GOAL
Are you able to quote each entry exactly as written?

MATERIAL PROVIDED
---

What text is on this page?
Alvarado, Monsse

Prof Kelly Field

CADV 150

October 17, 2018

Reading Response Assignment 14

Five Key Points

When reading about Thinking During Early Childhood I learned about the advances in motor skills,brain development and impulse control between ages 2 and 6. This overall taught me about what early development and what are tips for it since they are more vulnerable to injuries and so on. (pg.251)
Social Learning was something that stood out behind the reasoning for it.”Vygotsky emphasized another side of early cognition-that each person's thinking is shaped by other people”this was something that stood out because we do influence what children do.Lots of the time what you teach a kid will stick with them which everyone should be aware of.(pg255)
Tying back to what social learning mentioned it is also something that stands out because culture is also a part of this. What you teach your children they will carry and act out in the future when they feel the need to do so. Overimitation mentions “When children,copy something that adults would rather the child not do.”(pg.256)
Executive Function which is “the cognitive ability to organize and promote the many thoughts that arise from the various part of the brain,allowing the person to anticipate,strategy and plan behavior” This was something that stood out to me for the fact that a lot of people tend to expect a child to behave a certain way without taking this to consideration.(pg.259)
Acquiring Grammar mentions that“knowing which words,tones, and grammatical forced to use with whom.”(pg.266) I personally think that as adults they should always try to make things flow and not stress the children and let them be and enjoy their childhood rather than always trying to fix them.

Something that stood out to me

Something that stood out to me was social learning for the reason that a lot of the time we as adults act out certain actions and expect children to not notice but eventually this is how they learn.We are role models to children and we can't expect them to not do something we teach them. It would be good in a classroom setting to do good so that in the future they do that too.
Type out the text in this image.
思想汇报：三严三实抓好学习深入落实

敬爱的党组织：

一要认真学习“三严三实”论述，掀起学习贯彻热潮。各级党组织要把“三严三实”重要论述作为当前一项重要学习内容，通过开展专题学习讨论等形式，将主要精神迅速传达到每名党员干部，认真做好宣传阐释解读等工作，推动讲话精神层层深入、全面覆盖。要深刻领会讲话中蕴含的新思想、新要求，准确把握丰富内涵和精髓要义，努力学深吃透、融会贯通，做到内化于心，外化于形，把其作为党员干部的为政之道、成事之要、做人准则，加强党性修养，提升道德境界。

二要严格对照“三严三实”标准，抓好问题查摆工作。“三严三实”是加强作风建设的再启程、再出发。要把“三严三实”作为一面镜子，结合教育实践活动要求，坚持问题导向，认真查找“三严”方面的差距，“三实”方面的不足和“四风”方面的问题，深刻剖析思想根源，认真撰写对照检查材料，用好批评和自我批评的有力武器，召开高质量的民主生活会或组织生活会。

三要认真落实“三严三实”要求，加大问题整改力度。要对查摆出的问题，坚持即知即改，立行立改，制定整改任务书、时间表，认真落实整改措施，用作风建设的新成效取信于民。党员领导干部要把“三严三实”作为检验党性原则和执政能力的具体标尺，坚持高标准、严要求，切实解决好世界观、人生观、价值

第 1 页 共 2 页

---

WRITTEN ANSWER
What text is on this page?
Alvarado, Monsse

Prof Kelly Field

CADV 150

October 17, 2018

Reading Response Assignment 14

Five Key Points

When reading about Thinking During Early Childhood I learned about the advances in motor skills,brain development and impulse control between ages 2 and 6. This overall taught me about what early development and what are tips for it since they are more vulnerable to injuries and so on. (pg.251)
Social Learning was something that stood out behind the reasoning for it.”Vygotsky emphasized another side of early cognition-that each person's thinking is shaped by other people”this was something that stood out because we do influence what children do.Lots of the time what you teach a kid will stick with them which everyone should be aware of.(pg255)
Tying back to what social learning mentioned it is also something that stands out because culture is also a part of this. What you teach your children they will carry and act out in the future when they feel the need to do so. Overimitation mentions “When children,copy something that adults would rather the child not do.”(pg.256)
Executive Function which is “the cognitive ability to organize and promote the many thoughts that arise from the various part of the brain,allowing the person to anticipate,strategy and plan behavior” This was something that stood out to me for the fact that a lot of people tend to expect a child to behave a certain way without taking this to consideration.(pg.259)
Acquiring Grammar mentions that“knowing which words,tones, and grammatical forced to use with whom.”(pg.266) I personally think that as adults they should always try to make things flow and not stress the children and let them be and enjoy their childhood rather than always trying to fix them.

Something that stood out to me

Something that stood out to me was social learning for the reason that a lot of the time we as adults act out certain actions and expect children to not notice but eventually this is how they learn.We are role models to children and we can't expect them to not do something we teach them. It would be good in a classroom setting to do good so that in the future they do that too.
Type out the text in this image.
思想汇报：三严三实抓好学习深入落实

敬爱的党组织：

一要认真学习“三严三实”论述，掀起学习贯彻热潮。各级党组织要把“三严三实”重要论述作为当前一项重要学习内容，通过开展专题学习讨论等形式，将主要精神迅速传达到每名党员干部，认真做好宣传阐释解读等工作，推动讲话精神层层深入、全面覆盖。要深刻领会讲话中蕴含的新思想、新要求，准确把握丰富内涵和精髓要义，努力学深吃透、融会贯通，做到内化于心，外化于形，把其作为党员干部的为政之道、成事之要、做人准则，加强党性修养，提升道德境界。

二要严格对照“三严三实”标准，抓好问题查摆工作。“三严三实”是加强作风建设的再启程、再出发。要把“三严三实”作为一面镜子，结合教育实践活动要求，坚持问题导向，认真查找“三严”方面的差距，“三实”方面的不足和“四风”方面的问题，深刻剖析思想根源，认真撰写对照检查材料，用好批评和自我批评的有力武器，召开高质量的民主生活会或组织生活会。

三要认真落实“三严三实”要求，加大问题整改力度。要对查摆出的问题，坚持即知即改，立行立改，制定整改任务书、时间表，认真落实整改措施，用作风建设的新成效取信于民。党员领导干部要把“三严三实”作为检验党性原则和执政能力的具体标尺，坚持高标准、严要求，切实解决好世界观、人生观、价值

第 1 页 共 2 页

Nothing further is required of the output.